#### DATA IN THIS EXERCISE ####

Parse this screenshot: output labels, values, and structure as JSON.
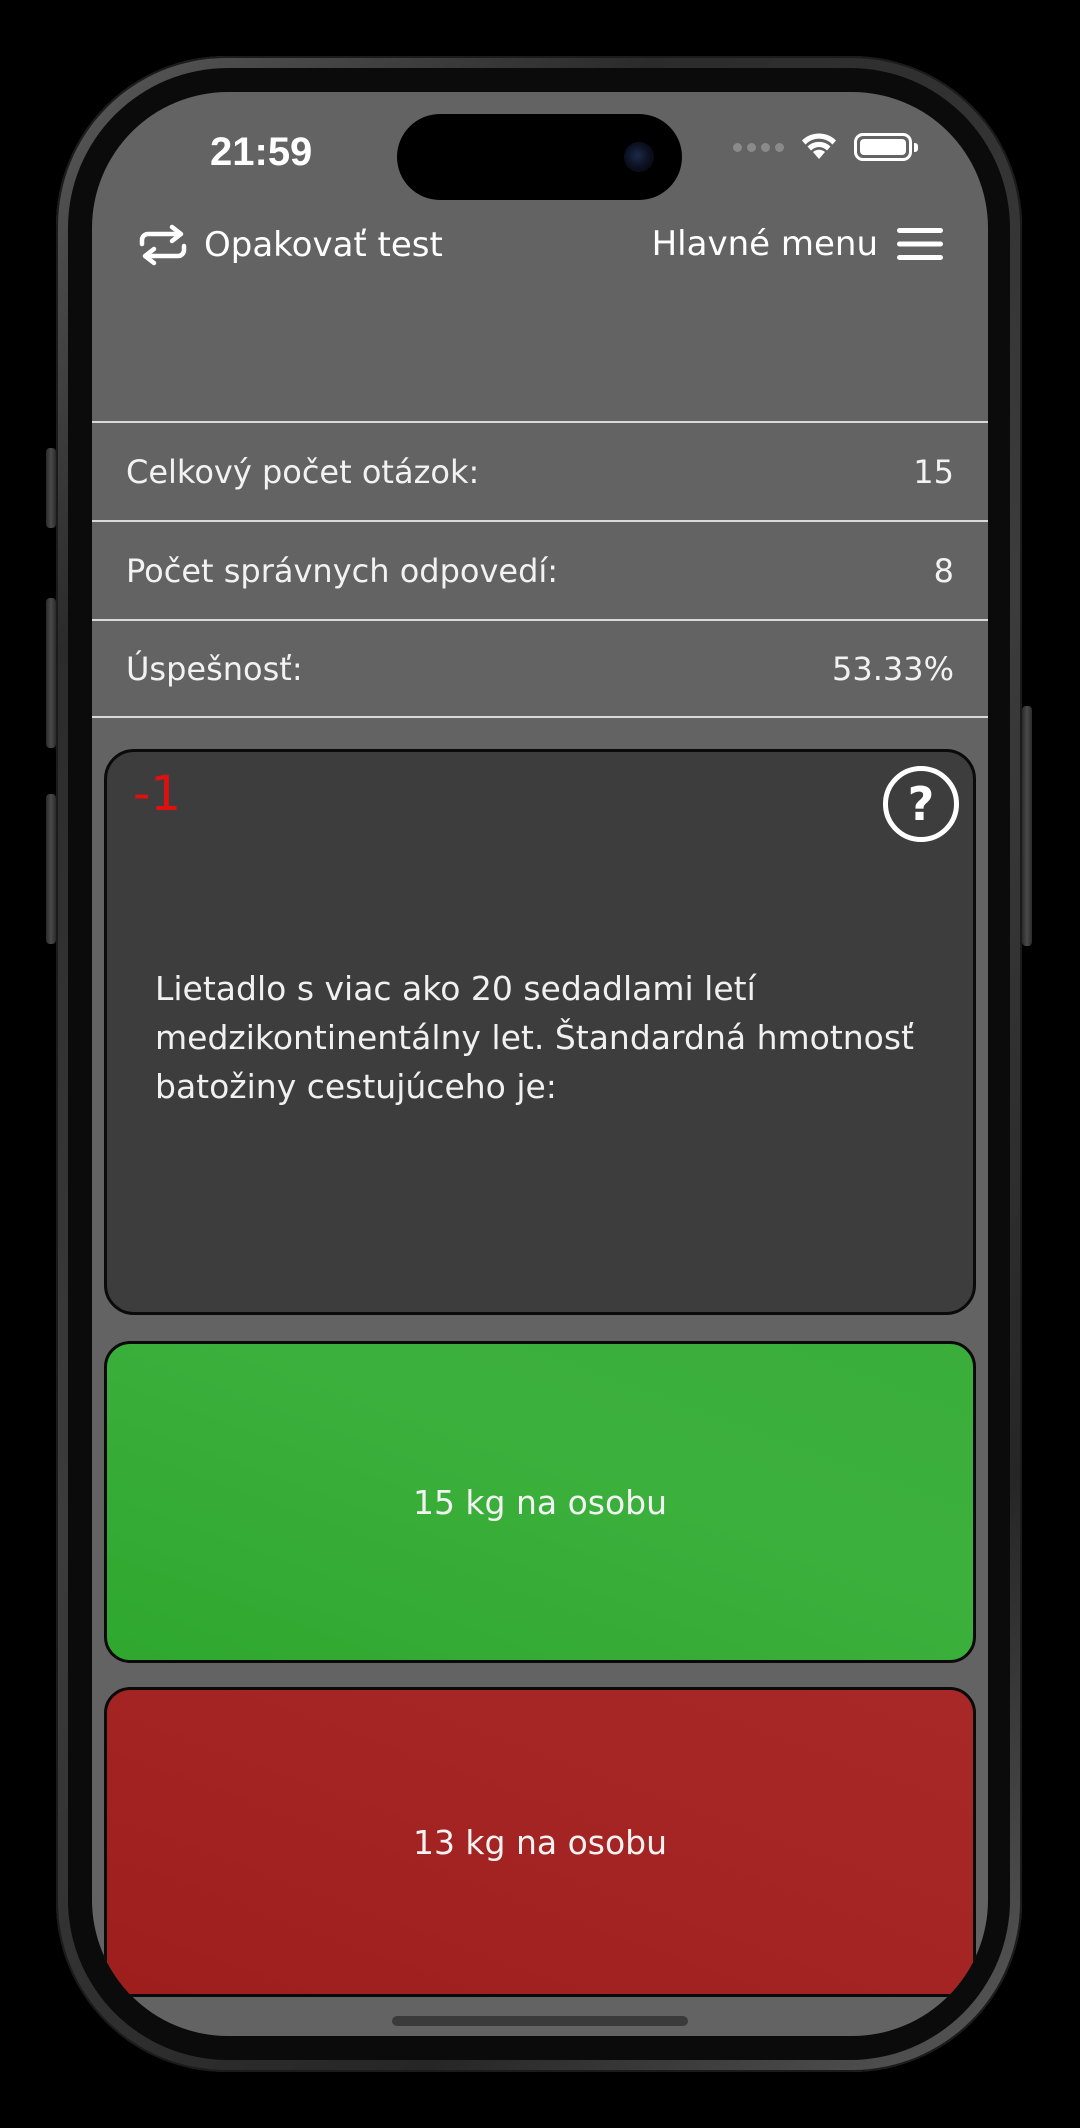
{
  "status_bar": {
    "time": "21:59"
  },
  "nav": {
    "repeat_label": "Opakovať test",
    "menu_label": "Hlavné menu"
  },
  "stats": {
    "total_label": "Celkový počet otázok:",
    "total_value": "15",
    "correct_label": "Počet správnych odpovedí:",
    "correct_value": "8",
    "success_label": "Úspešnosť:",
    "success_value": "53.33%"
  },
  "question": {
    "score": "-1",
    "help_symbol": "?",
    "text": "Lietadlo s viac ako 20 sedadlami letí medzikontinentálny let. Štandardná hmotnosť batožiny cestujúceho je:"
  },
  "answers": [
    {
      "label": "15 kg na osobu",
      "state": "correct",
      "color": "#37ad37"
    },
    {
      "label": "13 kg na osobu",
      "state": "wrong",
      "color": "#a32424"
    }
  ],
  "icons": {
    "repeat": "repeat-icon",
    "menu": "hamburger-menu-icon",
    "wifi": "wifi-icon",
    "battery": "battery-icon",
    "help": "question-circle-icon"
  }
}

####

WHAT YOU ARE ASKED TO DO:
Copy whichever lines in the listing above contain the word "osobu".

TASK RESPONSE:
      "label": "15 kg na osobu",
      "label": "13 kg na osobu",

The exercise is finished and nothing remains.